━━━━━ SUPPLIED INFORMATION

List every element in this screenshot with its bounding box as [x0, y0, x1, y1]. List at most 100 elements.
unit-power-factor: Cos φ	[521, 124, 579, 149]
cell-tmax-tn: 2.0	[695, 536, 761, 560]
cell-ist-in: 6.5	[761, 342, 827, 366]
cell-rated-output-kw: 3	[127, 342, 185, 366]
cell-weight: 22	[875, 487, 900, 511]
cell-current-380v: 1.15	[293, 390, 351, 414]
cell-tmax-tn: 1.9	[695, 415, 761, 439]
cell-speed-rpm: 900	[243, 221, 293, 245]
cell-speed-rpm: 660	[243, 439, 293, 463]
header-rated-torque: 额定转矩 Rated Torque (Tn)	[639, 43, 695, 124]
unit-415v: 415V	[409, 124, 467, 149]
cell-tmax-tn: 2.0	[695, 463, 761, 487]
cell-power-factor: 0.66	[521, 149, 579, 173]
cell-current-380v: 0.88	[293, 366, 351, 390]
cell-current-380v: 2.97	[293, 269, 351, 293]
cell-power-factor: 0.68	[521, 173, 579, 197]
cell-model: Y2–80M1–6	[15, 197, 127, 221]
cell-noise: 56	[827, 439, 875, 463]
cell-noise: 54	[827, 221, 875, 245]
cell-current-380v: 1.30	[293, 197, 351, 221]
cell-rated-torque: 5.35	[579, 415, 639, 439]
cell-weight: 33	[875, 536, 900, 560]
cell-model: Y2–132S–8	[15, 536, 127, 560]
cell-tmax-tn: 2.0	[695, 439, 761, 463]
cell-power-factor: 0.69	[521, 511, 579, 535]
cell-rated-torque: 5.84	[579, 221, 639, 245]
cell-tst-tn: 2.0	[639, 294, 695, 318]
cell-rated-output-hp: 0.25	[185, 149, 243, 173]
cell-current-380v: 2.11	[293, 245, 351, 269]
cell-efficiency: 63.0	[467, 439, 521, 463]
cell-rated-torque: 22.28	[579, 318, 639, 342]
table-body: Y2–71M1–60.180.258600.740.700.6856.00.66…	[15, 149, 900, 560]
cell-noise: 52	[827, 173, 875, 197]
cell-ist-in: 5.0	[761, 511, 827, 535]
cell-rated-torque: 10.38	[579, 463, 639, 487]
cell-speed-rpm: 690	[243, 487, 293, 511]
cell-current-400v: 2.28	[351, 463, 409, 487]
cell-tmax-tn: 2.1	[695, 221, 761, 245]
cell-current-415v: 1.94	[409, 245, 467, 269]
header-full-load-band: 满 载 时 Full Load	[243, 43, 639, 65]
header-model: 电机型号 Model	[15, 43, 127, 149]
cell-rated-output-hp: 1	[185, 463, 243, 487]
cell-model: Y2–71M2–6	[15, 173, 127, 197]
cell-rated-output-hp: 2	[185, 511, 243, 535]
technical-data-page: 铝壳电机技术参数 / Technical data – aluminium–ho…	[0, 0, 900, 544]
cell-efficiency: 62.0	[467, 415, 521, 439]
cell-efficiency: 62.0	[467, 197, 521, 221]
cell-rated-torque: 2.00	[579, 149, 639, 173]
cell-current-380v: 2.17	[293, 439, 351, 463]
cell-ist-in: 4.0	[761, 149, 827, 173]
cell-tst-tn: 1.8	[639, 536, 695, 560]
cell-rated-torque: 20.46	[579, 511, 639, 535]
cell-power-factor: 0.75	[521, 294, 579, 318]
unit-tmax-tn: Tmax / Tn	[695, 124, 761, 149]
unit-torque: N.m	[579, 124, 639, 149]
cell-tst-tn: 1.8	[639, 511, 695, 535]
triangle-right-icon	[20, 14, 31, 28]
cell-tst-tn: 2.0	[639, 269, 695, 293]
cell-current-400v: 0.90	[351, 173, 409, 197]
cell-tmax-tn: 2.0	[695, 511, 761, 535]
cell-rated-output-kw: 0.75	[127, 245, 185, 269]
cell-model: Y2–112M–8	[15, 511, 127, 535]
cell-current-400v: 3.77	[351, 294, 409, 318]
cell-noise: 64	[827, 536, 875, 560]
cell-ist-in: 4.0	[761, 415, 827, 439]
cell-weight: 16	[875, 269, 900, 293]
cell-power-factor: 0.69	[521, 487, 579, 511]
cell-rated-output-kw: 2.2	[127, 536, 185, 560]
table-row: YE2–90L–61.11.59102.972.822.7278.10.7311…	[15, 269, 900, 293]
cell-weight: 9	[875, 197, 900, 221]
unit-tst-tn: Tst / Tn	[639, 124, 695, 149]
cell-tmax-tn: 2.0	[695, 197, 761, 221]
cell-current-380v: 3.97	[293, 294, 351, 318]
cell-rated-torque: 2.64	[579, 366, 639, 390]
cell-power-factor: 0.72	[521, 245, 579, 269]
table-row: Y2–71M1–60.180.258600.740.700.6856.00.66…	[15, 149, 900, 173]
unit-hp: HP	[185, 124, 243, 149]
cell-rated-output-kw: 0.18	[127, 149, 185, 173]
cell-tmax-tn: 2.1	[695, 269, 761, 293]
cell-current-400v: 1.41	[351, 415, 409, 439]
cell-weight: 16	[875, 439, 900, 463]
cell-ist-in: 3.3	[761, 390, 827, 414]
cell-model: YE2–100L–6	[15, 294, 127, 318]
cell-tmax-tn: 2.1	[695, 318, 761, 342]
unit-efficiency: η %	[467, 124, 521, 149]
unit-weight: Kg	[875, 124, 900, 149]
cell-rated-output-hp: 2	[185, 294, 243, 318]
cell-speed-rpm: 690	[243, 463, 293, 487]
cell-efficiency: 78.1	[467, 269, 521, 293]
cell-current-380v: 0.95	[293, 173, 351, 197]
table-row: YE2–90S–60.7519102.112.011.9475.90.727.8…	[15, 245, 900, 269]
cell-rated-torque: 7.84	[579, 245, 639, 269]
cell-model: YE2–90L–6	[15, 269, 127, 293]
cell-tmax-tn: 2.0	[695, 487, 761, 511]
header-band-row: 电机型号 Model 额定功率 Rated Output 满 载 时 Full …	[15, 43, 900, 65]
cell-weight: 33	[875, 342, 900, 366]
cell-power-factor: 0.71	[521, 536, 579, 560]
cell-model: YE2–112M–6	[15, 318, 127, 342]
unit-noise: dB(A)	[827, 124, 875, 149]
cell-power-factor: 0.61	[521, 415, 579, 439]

━━━━━━━━━━

▶ **WHAT YOU SHOULD DO**
Copy the lines from the first one through the line containing "342, 185, 366]", putting "cell-start-current" in place of "cell-ist-in" and leaving everything else as it is.

▶ **TASK SOLUTION**
List every element in this screenshot with its bounding box as [x0, y0, x1, y1]. List at most 100 elements.
unit-power-factor: Cos φ	[521, 124, 579, 149]
cell-tmax-tn: 2.0	[695, 536, 761, 560]
cell-start-current: 6.5	[761, 342, 827, 366]
cell-rated-output-kw: 3	[127, 342, 185, 366]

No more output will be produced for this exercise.